EXERCISE
Copy out each line featuring the string "poverty" from the entries beneath.

········

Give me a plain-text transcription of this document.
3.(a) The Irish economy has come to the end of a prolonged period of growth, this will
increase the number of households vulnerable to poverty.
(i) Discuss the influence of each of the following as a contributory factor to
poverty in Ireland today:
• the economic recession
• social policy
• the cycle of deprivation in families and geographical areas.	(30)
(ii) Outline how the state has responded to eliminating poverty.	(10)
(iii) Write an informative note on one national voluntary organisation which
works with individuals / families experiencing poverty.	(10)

········

EXPECTED ANSWER
increase the number of households vulnerable to poverty.
poverty in Ireland today:
(ii) Outline how the state has responded to eliminating poverty.	(10)
works with individuals / families experiencing poverty.	(10)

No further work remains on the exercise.